● SHORT TASK
Every record below should be written out exactly; pictures stay out.

— Start of DATA LISTING —

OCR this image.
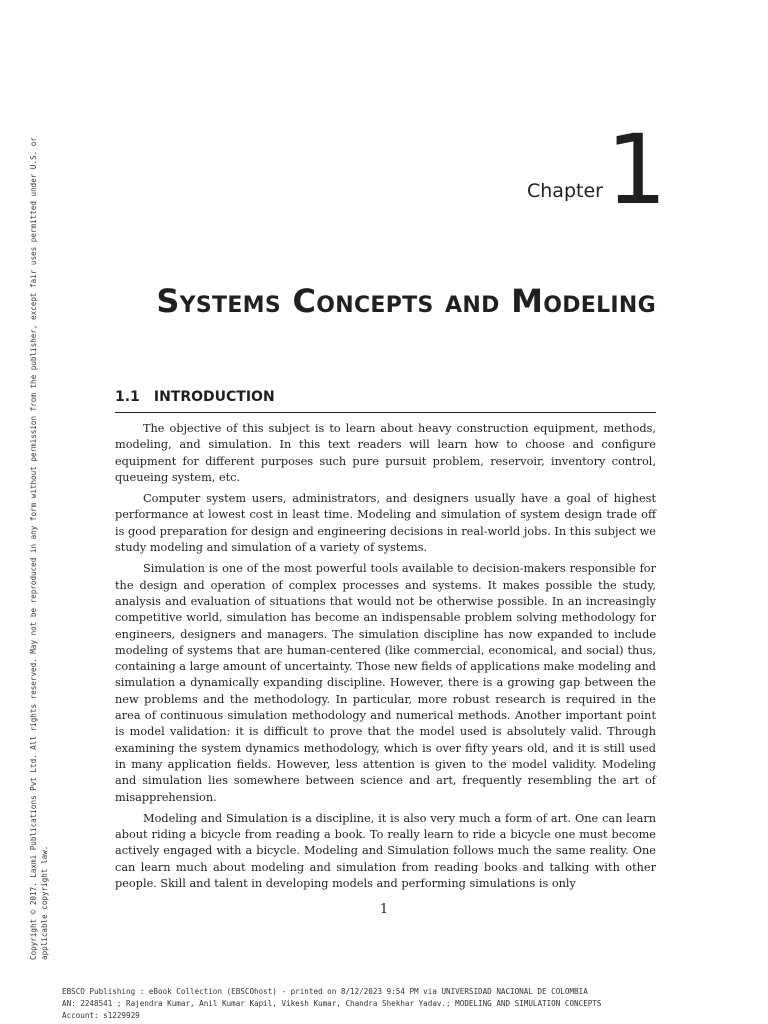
Copyright © 2017. Laxmi Publications Pvt Ltd. All rights reserved. May not be reproduced in any form without permission from the publisher, except fair uses permitted under U.S. or applicable copyright law.
Chapter 1
Systems Concepts and Modeling
1.1 INTRODUCTION

The objective of this subject is to learn about heavy construction equipment, methods, modeling, and simulation. In this text readers will learn how to choose and configure equipment for different purposes such pure pursuit problem, reservoir, inventory control, queueing system, etc.

Computer system users, administrators, and designers usually have a goal of highest performance at lowest cost in least time. Modeling and simulation of system design trade off is good preparation for design and engineering decisions in real-world jobs. In this subject we study modeling and simulation of a variety of systems.

Simulation is one of the most powerful tools available to decision-makers responsible for the design and operation of complex processes and systems. It makes possible the study, analysis and evaluation of situations that would not be otherwise possible. In an increasingly competitive world, simulation has become an indispensable problem solving methodology for engineers, designers and managers. The simulation discipline has now expanded to include modeling of systems that are human-centered (like commercial, economical, and social) thus, containing a large amount of uncertainty. Those new fields of applications make modeling and simulation a dynamically expanding discipline. However, there is a growing gap between the new problems and the methodology. In particular, more robust research is required in the area of continuous simulation methodology and numerical methods. Another important point is model validation: it is difficult to prove that the model used is absolutely valid. Through examining the system dynamics methodology, which is over fifty years old, and it is still used in many application fields. However, less attention is given to the model validity. Modeling and simulation lies somewhere between science and art, frequently resembling the art of misapprehension.

Modeling and Simulation is a discipline, it is also very much a form of art. One can learn about riding a bicycle from reading a book. To really learn to ride a bicycle one must become actively engaged with a bicycle. Modeling and Simulation follows much the same reality. One can learn much about modeling and simulation from reading books and talking with other people. Skill and talent in developing models and performing simulations is only

1
EBSCO Publishing : eBook Collection (EBSCOhost) - printed on 8/12/2023 9:54 PM via UNIVERSIDAD NACIONAL DE COLOMBIA
AN: 2248541 ; Rajendra Kumar, Anil Kumar Kapil, Vikesh Kumar, Chandra Shekhar Yadav.; MODELING AND SIMULATION CONCEPTS
Account: s1229929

— End of DATA LISTING —

● ANSWER TO THIS EXERCISE
OCR this image.
Copyright © 2017. Laxmi Publications Pvt Ltd. All rights reserved. May not be reproduced in any form without permission from the publisher, except fair uses permitted under U.S. or applicable copyright law.
Chapter 1
Systems Concepts and Modeling
1.1 INTRODUCTION

The objective of this subject is to learn about heavy construction equipment, methods, modeling, and simulation. In this text readers will learn how to choose and configure equipment for different purposes such pure pursuit problem, reservoir, inventory control, queueing system, etc.

Computer system users, administrators, and designers usually have a goal of highest performance at lowest cost in least time. Modeling and simulation of system design trade off is good preparation for design and engineering decisions in real-world jobs. In this subject we study modeling and simulation of a variety of systems.

Simulation is one of the most powerful tools available to decision-makers responsible for the design and operation of complex processes and systems. It makes possible the study, analysis and evaluation of situations that would not be otherwise possible. In an increasingly competitive world, simulation has become an indispensable problem solving methodology for engineers, designers and managers. The simulation discipline has now expanded to include modeling of systems that are human-centered (like commercial, economical, and social) thus, containing a large amount of uncertainty. Those new fields of applications make modeling and simulation a dynamically expanding discipline. However, there is a growing gap between the new problems and the methodology. In particular, more robust research is required in the area of continuous simulation methodology and numerical methods. Another important point is model validation: it is difficult to prove that the model used is absolutely valid. Through examining the system dynamics methodology, which is over fifty years old, and it is still used in many application fields. However, less attention is given to the model validity. Modeling and simulation lies somewhere between science and art, frequently resembling the art of misapprehension.

Modeling and Simulation is a discipline, it is also very much a form of art. One can learn about riding a bicycle from reading a book. To really learn to ride a bicycle one must become actively engaged with a bicycle. Modeling and Simulation follows much the same reality. One can learn much about modeling and simulation from reading books and talking with other people. Skill and talent in developing models and performing simulations is only

1
EBSCO Publishing : eBook Collection (EBSCOhost) - printed on 8/12/2023 9:54 PM via UNIVERSIDAD NACIONAL DE COLOMBIA
AN: 2248541 ; Rajendra Kumar, Anil Kumar Kapil, Vikesh Kumar, Chandra Shekhar Yadav.; MODELING AND SIMULATION CONCEPTS
Account: s1229929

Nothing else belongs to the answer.